**Task to complete**
List all lines of the data containing the word "section".

**Rows**
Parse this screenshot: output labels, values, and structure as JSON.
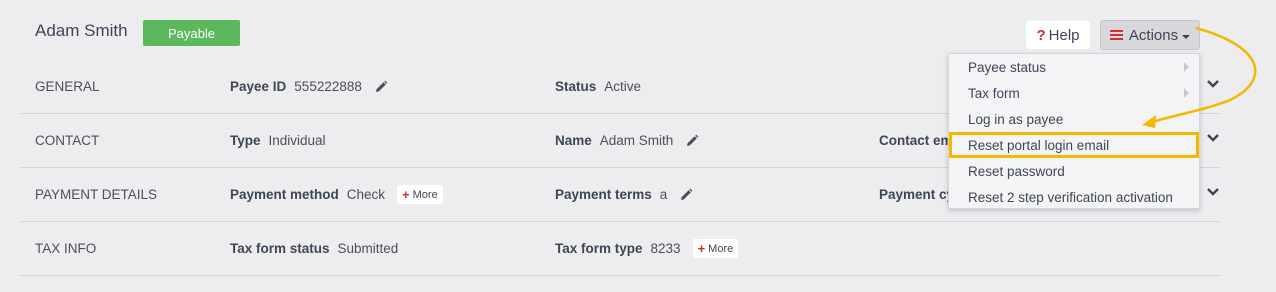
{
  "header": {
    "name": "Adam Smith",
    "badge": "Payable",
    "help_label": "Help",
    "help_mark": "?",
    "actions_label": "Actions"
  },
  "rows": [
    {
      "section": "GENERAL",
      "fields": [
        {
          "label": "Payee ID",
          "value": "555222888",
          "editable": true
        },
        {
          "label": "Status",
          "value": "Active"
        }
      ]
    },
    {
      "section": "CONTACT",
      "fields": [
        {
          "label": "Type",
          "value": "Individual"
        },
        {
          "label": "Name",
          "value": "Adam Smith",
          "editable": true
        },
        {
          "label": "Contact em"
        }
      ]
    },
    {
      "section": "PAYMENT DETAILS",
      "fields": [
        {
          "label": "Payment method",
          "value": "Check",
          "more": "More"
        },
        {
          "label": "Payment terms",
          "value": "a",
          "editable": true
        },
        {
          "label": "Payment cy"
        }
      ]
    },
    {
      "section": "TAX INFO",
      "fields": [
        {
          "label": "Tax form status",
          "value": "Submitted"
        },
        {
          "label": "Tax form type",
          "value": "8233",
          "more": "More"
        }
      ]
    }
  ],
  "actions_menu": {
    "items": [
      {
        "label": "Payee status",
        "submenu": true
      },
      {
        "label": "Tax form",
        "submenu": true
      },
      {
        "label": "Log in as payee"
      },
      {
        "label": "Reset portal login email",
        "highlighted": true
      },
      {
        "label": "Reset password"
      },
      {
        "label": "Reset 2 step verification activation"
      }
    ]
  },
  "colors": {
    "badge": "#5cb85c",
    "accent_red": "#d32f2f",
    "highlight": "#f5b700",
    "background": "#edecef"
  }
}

**Answer**
      "section": "GENERAL",
      "section": "CONTACT",
      "section": "PAYMENT DETAILS",
      "section": "TAX INFO",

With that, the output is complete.